• [SECTION DU TEXTE]:
================================

Aider les membres à asseoir leur stabilité dans l’emploi ou l’entreprise, l’aisance, et l’évolution sociale de leurs familles et celles de leur milieu…

Et aider les jeunes du milieu populaire à aborder heureusement leurs problèmes sociaux…

Quelle est la tendance politique du parti U.H.U.R.U. ? La tendance politique du parti Uhuru se trouve concrétisée dans sa dénomination.

La signification elliptique du mot : U.HU.RU., est l’Union des Hutu du Ruanda-Urundi ; et en ce sens le parti politique UHURU, aspire à voir s’établir et s’affermir l’Union des Hutu du Ruanda-Urundi.

L’autre signification du vocable : UHURU, est, d’après sa consonance swahili, l’INDEPENDANCE. En ce sens donc, le parti politique Uhuru, aspire à l’indépendance sociale et raciale hutu immédiatement, et en même temps à l’indépendance nationale du Ruanda-Urundi, Eur-africain.

Le parti Uhuru mettra tout en œuvre pour que la Belgique et les Nations Unies, reconnaissent la vocation des Hutu et également des Twa du Ruanda-Urundi, à leur indépendance immédiate vis-à-vis du colonialisme féodal tutsi esclavagiste.

Personne, pour rien au monde, n’a le droit de s’opposer à cette indépendance des hutu et des twa, vis-à-vis de la caste féodale tutsi : Hamites ou Gallas du Ruanda-Urundi.

Quiconque s’oppose de quelque manière que ce soit à cette indépendance des hutu et des twa, le parti de l’union des Hutu du Ruanda-Urundi (U.HU.RU.) mettra tout en œuvre pour le traiter comme il convient : d’ennemi de la société hutu et twa. Ne l’aura-t-il pas mérité, lui qui oserait prôner l’esclavagisme au Ruanda- Urundi, alors que partout ailleurs le colonialisme est internationalement honni !

Face à l’indépendance des Hutu vis-à-vis du colonialisme européen, le parti Uhuru est catégoriquement formel : le parti Uhuru, veut et réclame l’élaboration et la mise en application d’un statut constituant une communauté EUR-AFRICAINE, selon laquelle, au Ruanda-Urundi, le blanc comme le noir doivent être également libres et tranquilles en leur personne et en leurs biens, et en tout et partout.

================================

• [EXTRAITS DES ENTRÉES]:
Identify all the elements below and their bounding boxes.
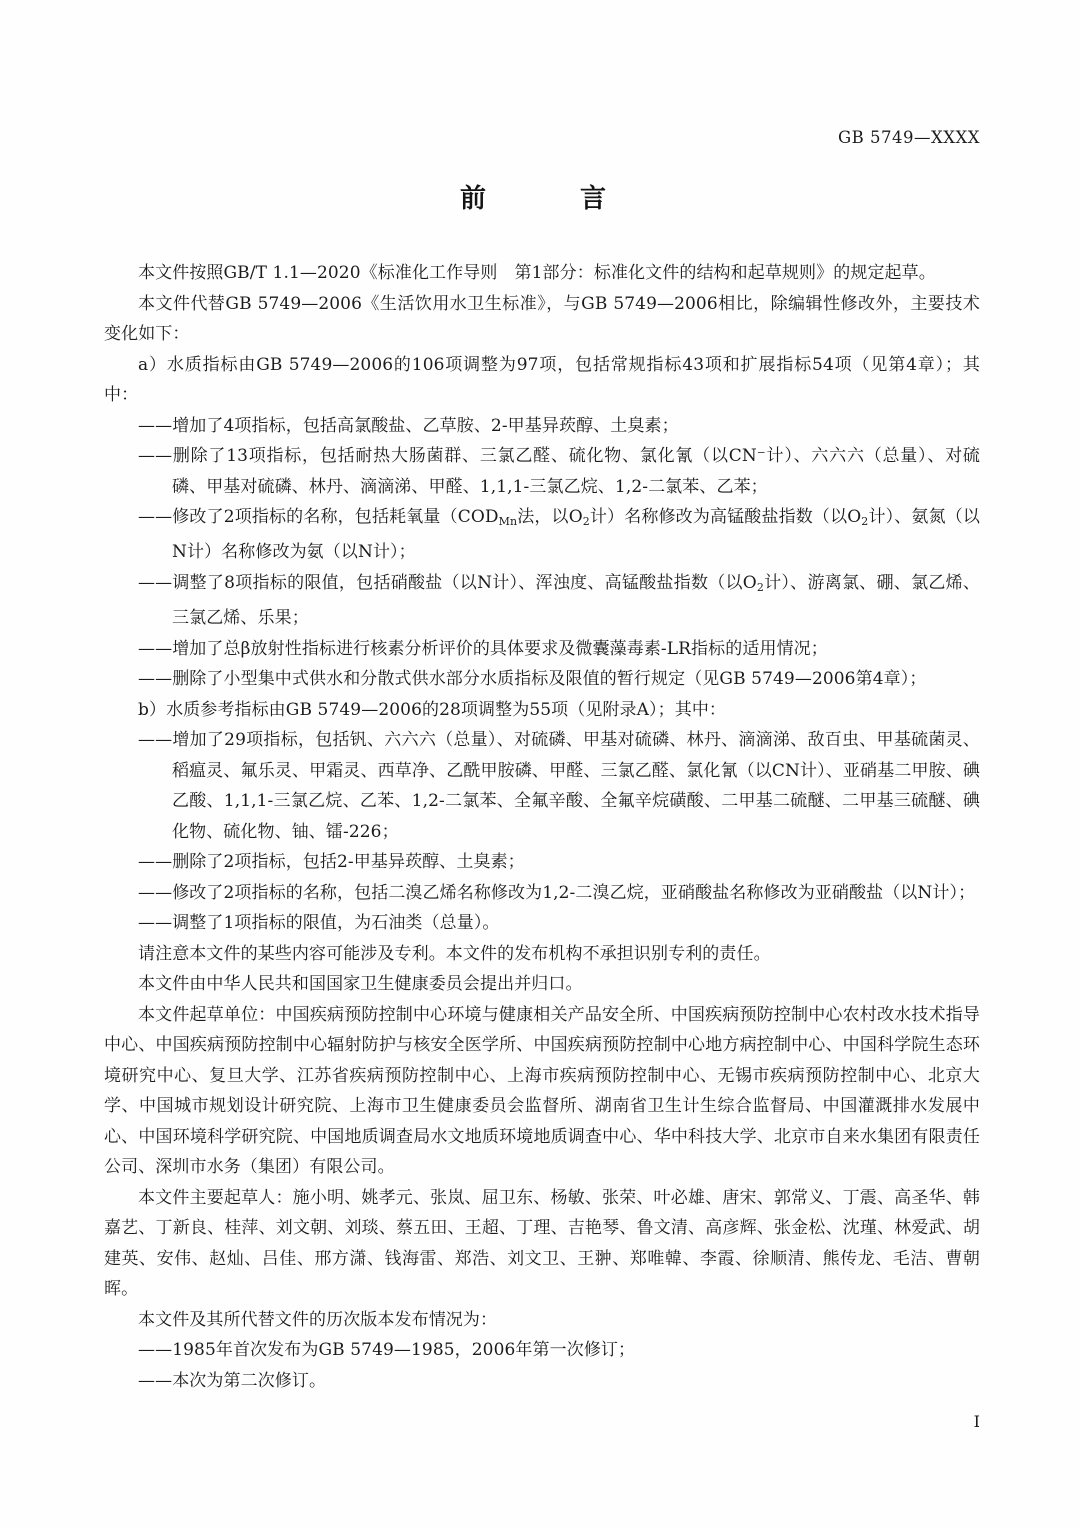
- paragraph: 本文件按照GB/T 1.1—2020《标准化工作导则 第1部分：标准化文件的结构和起草规则》的规定起草。: [138, 263, 936, 283]
- list-item-text-part: 计）名称修改为高锰酸盐指数（以O: [589, 507, 862, 527]
- page-number: I: [973, 1412, 980, 1431]
- list-item: ——1985年首次发布为GB 5749—1985，2006年第一次修订；: [138, 1340, 636, 1360]
- page-title: 前 言: [459, 184, 620, 214]
- list-item-text-part: 计）、游离氯、硼、氯乙烯、三氯乙烯、乐果；: [172, 572, 980, 628]
- subscript-two: 2: [582, 514, 590, 528]
- list-item-text-part: 法，以O: [517, 507, 583, 527]
- list-item: ——增加了总β放射性指标进行核素分析评价的具体要求及微囊藻毒素-LR指标的适用情况；: [138, 638, 828, 659]
- list-item: ——增加了4项指标，包括高氯酸盐、乙草胺、2-甲基异莰醇、土臭素；: [138, 415, 679, 436]
- paragraph: 请注意本文件的某些内容可能涉及专利。本文件的发布机构不承担识别专利的责任。: [138, 943, 771, 964]
- list-item: ——增加了29项指标，包括钒、六六六（总量）、对硫磷、甲基对硫磷、林丹、滴滴涕、敌百虫、甲基硫菌灵、稻瘟灵、氟乐灵、甲霜灵、西草净、乙酰甲胺磷、甲醛、三氯乙醛、氯化氰（以CN计）、亚硝基二甲胺、碘乙酸、1,1,1-三氯乙烷、乙苯、1,2-二氯苯、全氟辛酸、全氟辛烷磺酸、二甲基二硫醚、二甲基三硫醚、碘化物、硫化物、铀、镭-226；: [138, 730, 980, 842]
- paragraph: a）水质指标由GB 5749—2006的106项调整为97项，包括常规指标43项和扩展指标54项（见第4章）；其中：: [104, 354, 980, 405]
- subscript-mn: Mn: [498, 514, 518, 528]
- subscript-two: 2: [756, 580, 764, 594]
- paragraph: 本文件起草单位：中国疾病预防控制中心环境与健康相关产品安全所、中国疾病预防控制中心农村改水技术指导中心、中国疾病预防控制中心辐射防护与核安全医学所、中国疾病预防控制中心地方病控制中心、中国科学院生态环境研究中心、复旦大学、江苏省疾病预防控制中心、上海市疾病预防控制中心、无锡市疾病预防控制中心、北京大学、中国城市规划设计研究院、上海市卫生健康委员会监督所、湖南省卫生计生综合监督局、中国灌溉排水发展中心、中国环境科学研究院、中国地质调查局水文地质环境地质调查中心、华中科技大学、北京市自来水集团有限责任公司、深圳市水务（集团）有限公司。: [104, 1004, 980, 1177]
- paragraph: 本文件代替GB 5749—2006《生活饮用水卫生标准》，与GB 5749—2006相比，除编辑性修改外，主要技术变化如下：: [104, 293, 980, 344]
- list-item: [104, 568, 980, 634]
- list-item-text-part: 计）、氨氮（以N计）名称修改为氨（以N计）；: [172, 507, 980, 563]
- list-item-text-part: ——调整了8项指标的限值，包括硝酸盐（以N计）、浑浊度、高锰酸盐指数（以O: [138, 572, 757, 593]
- list-item: ——删除了2项指标，包括2-甲基异莰醇、土臭素；: [138, 852, 525, 872]
- list-item-text-part: ——修改了2项指标的名称，包括耗氧量（COD: [138, 507, 499, 527]
- page-header-standard-code: GB 5749—XXXX: [837, 128, 980, 147]
- list-item: ——修改了2项指标的名称，包括二溴乙烯名称修改为1,2-二溴乙烷，亚硝酸盐名称修改为亚硝酸盐（以N计）；: [138, 882, 976, 903]
- list-item: ——调整了1项指标的限值，为石油类（总量）。: [138, 913, 500, 933]
- paragraph: 本文件主要起草人：施小明、姚孝元、张岚、屈卫东、杨敏、张荣、叶必雄、唐宋、郭常义、丁震、高圣华、韩嘉艺、丁新良、桂萍、刘文朝、刘琰、蔡五田、王超、丁理、吉艳琴、鲁文清、高彦辉、张金松、沈瑾、林爱武、胡建英、安伟、赵灿、吕佳、邢方潇、钱海雷、郑浩、刘文卫、王翀、郑唯韓、李霞、徐顺清、熊传龙、毛洁、曹朝晖。: [104, 1187, 980, 1299]
- document-body: [104, 258, 980, 1396]
- paragraph: 本文件及其所代替文件的历次版本发布情况为：: [138, 1309, 498, 1330]
- list-item: [104, 502, 980, 568]
- subscript-two: 2: [861, 514, 869, 528]
- paragraph: b）水质参考指标由GB 5749—2006的28项调整为55项（见附录A）；其中：: [138, 699, 727, 720]
- list-item: ——本次为第二次修订。: [138, 1370, 327, 1391]
- paragraph: 本文件由中华人民共和国国家卫生健康委员会提出并归口。: [138, 974, 583, 994]
- list-item: ——删除了小型集中式供水和分散式供水部分水质指标及限值的暂行规定（见GB 5749—2006第4章）；: [138, 669, 927, 689]
- list-item: ——删除了13项指标，包括耐热大肠菌群、三氯乙醛、硫化物、氯化氰（以CN⁻计）、六六六（总量）、对硫磷、甲基对硫磷、林丹、滴滴涕、甲醛、1,1,1-三氯乙烷、1,2-二氯苯、乙苯；: [138, 446, 980, 497]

================================

• [CONSIGNES DE L'EXERCICE]:
Répondez, s'il vous plaît, à ces questions sur le texte consacré au parti Uhuru :
(a) Que signifie le sigle U.HU.RU. ?
(b) Quel sens le mot « Uhuru » a-t-il d'après sa consonance swahili ?
(c) Par qui le parti veut-il faire reconnaître la vocation des Hutu et des Twa à leur indépendance immédiate ?

• [SOLUTION DU PROBLÈME]:
(a) L'Union des Hutu du Ruanda-Urundi.
(b) L'indépendance.
(c) Par la Belgique et les Nations Unies.